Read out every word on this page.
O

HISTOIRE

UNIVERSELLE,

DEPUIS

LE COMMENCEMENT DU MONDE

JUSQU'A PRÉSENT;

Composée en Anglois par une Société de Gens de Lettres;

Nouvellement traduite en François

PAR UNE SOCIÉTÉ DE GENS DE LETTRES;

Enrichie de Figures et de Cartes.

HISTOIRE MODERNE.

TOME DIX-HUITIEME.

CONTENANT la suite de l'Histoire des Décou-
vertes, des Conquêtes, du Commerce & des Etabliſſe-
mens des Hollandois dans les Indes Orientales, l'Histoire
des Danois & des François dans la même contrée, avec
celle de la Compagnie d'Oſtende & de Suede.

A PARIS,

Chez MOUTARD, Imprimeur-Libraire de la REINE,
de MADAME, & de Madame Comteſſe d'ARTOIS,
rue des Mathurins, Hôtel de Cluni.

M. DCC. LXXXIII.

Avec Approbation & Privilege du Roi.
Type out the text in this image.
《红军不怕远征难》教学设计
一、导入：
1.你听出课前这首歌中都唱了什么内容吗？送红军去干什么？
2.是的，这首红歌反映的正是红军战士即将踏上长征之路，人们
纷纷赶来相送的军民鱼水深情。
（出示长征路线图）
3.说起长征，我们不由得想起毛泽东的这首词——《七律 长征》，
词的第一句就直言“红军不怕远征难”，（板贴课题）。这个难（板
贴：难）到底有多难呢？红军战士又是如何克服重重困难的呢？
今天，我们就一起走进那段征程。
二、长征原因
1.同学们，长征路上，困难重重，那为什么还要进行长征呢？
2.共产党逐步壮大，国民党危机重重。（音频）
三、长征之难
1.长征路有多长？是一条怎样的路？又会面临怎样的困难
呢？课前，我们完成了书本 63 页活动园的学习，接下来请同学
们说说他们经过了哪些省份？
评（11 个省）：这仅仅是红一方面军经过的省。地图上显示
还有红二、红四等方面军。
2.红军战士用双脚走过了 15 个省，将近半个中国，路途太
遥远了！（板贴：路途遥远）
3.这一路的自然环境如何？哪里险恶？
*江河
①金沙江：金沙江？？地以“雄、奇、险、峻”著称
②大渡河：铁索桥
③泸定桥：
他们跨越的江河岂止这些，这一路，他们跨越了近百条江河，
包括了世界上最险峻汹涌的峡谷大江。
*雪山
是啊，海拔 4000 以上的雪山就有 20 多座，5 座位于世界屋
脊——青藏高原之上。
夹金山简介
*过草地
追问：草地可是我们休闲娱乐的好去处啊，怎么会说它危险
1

--------------------------------

Going through the records above, state how many lines carry "this", with no other text.

2